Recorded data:

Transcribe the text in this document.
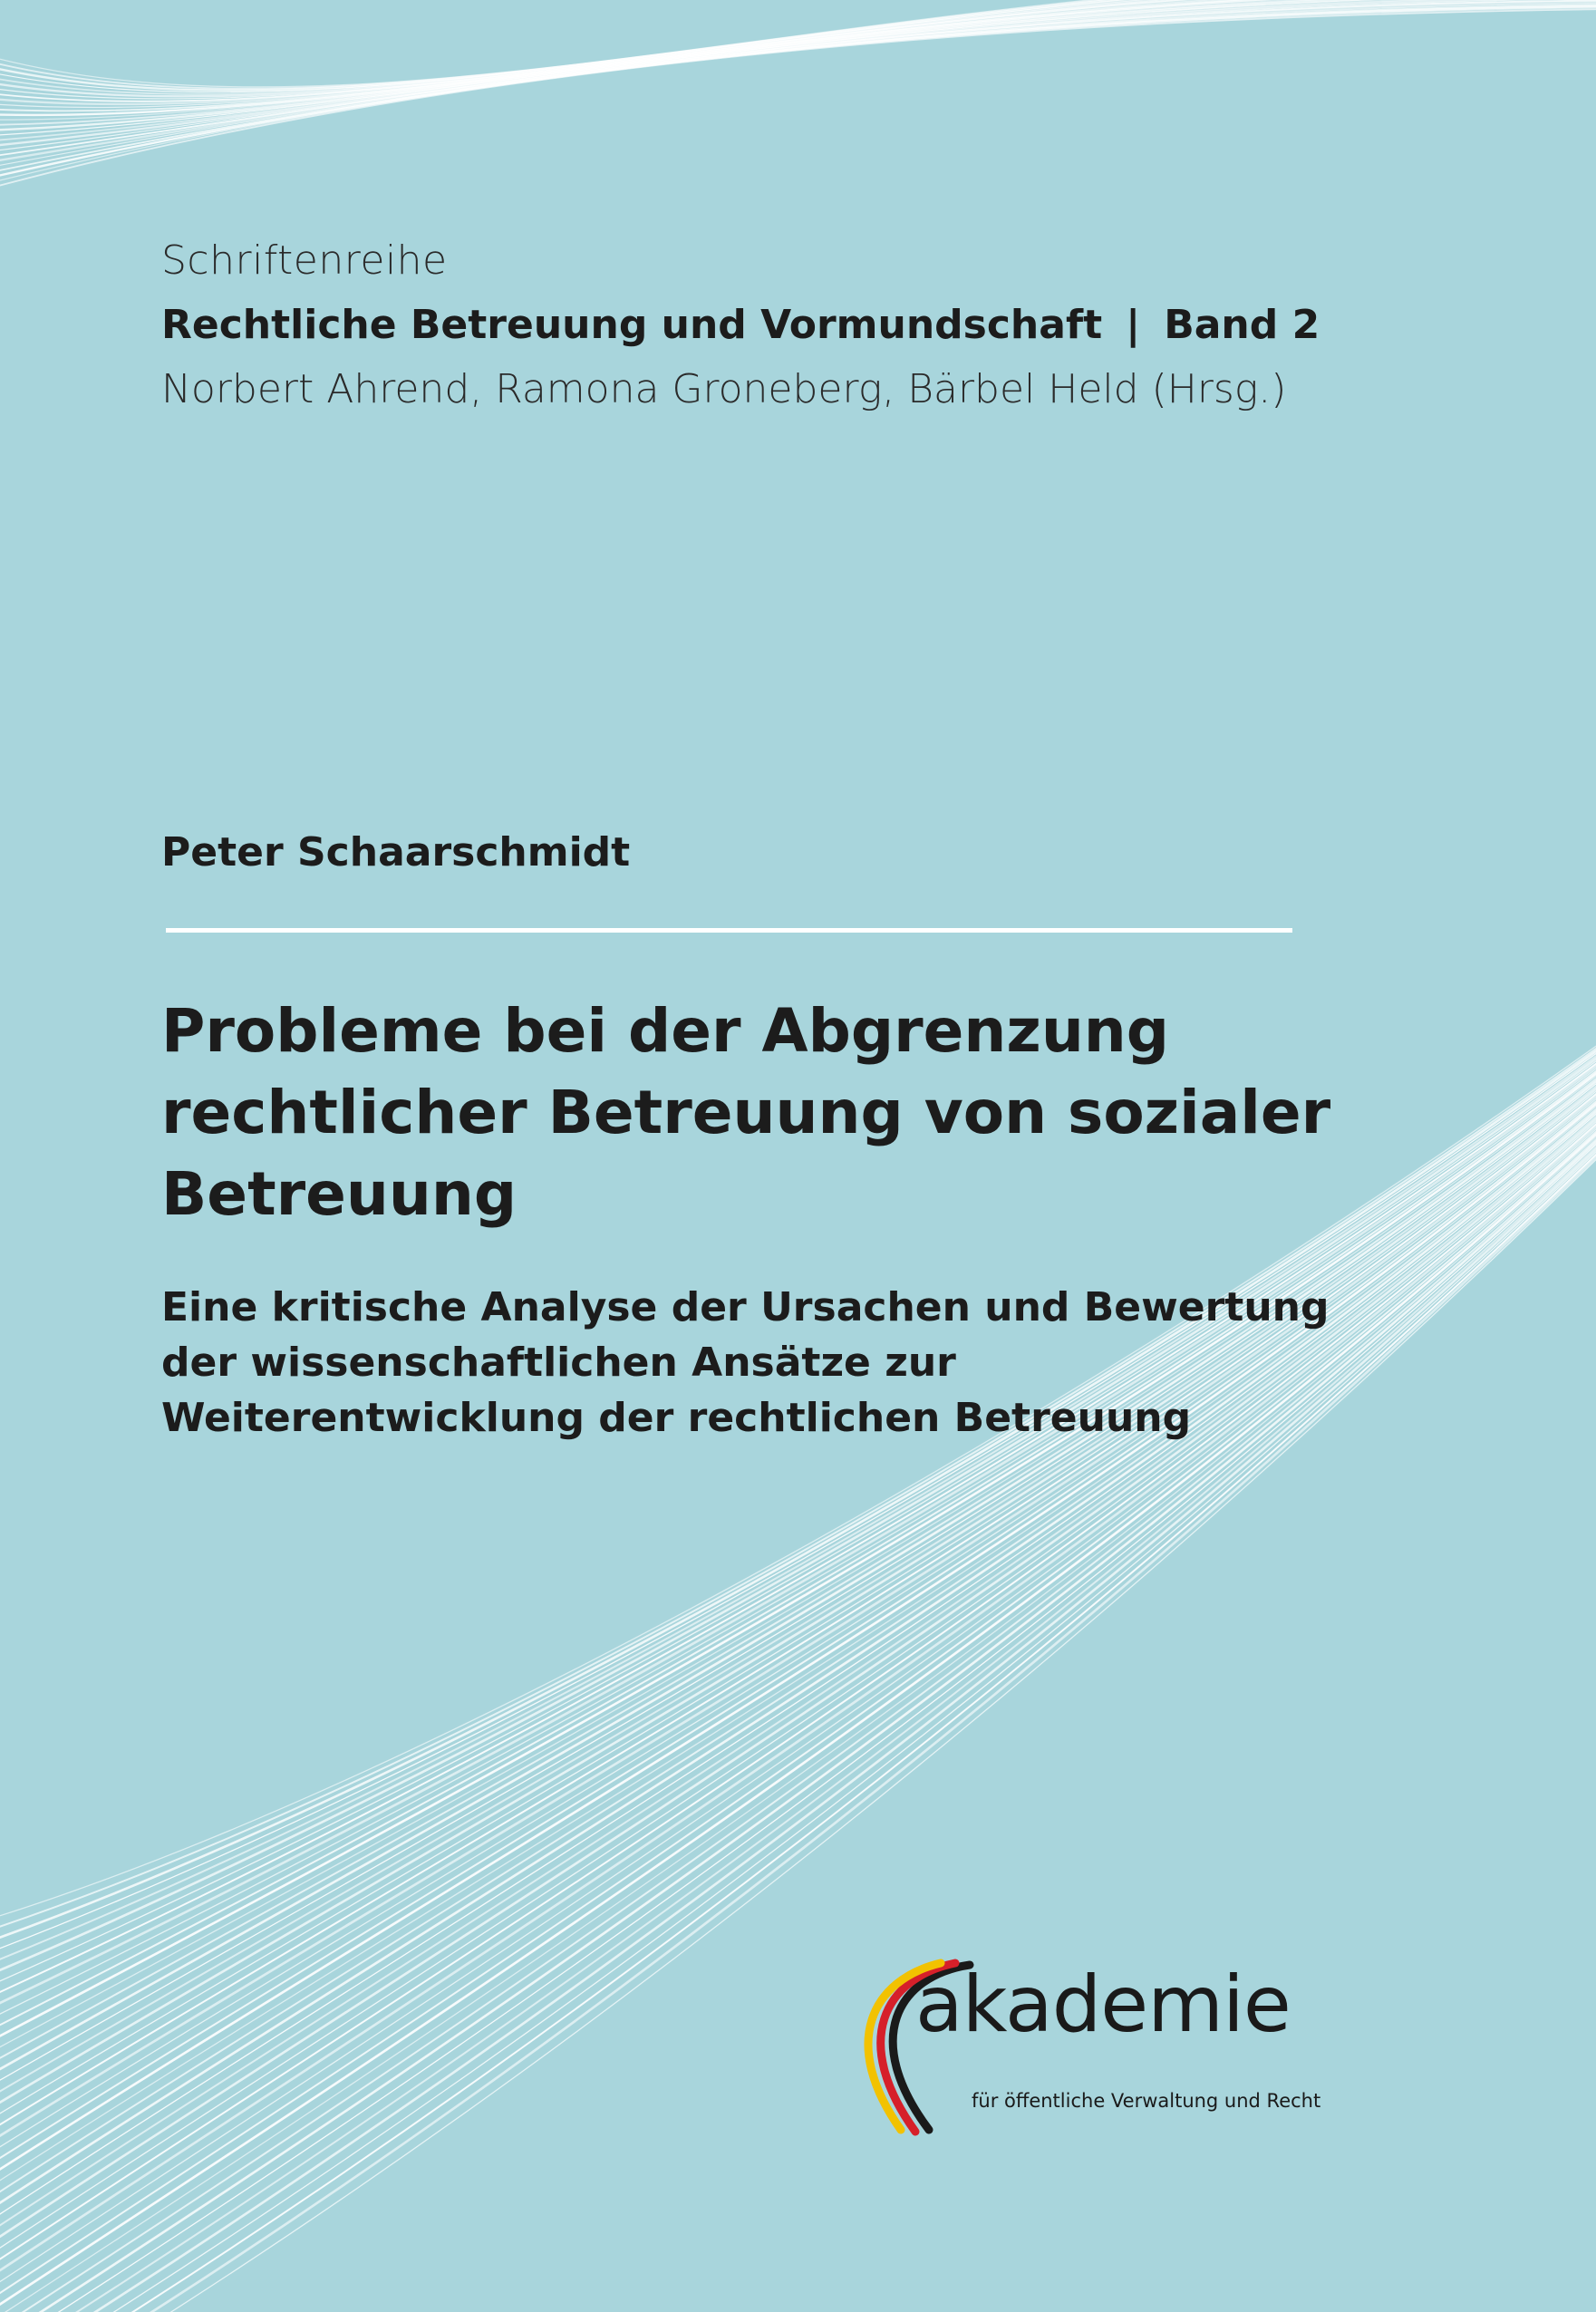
Schriftenreihe
Rechtliche Betreuung und Vormundschaft | Band 2
Norbert Ahrend, Ramona Groneberg, Bärbel Held (Hrsg.)
Peter Schaarschmidt
Probleme bei der Abgrenzung
rechtlicher Betreuung von sozialer
Betreuung
Eine kritische Analyse der Ursachen und Bewertung
der wissenschaftlichen Ansätze zur
Weiterentwicklung der rechtlichen Betreuung
akademie
für öffentliche Verwaltung und Recht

## Description of the task
Make an exact copy of the listing above. Do not include the pictures.

## Response for this exercise
Transcribe the text in this document.
Schriftenreihe
Rechtliche Betreuung und Vormundschaft | Band 2
Norbert Ahrend, Ramona Groneberg, Bärbel Held (Hrsg.)
Peter Schaarschmidt
Probleme bei der Abgrenzung
rechtlicher Betreuung von sozialer
Betreuung
Eine kritische Analyse der Ursachen und Bewertung
der wissenschaftlichen Ansätze zur
Weiterentwicklung der rechtlichen Betreuung
akademie
für öffentliche Verwaltung und Recht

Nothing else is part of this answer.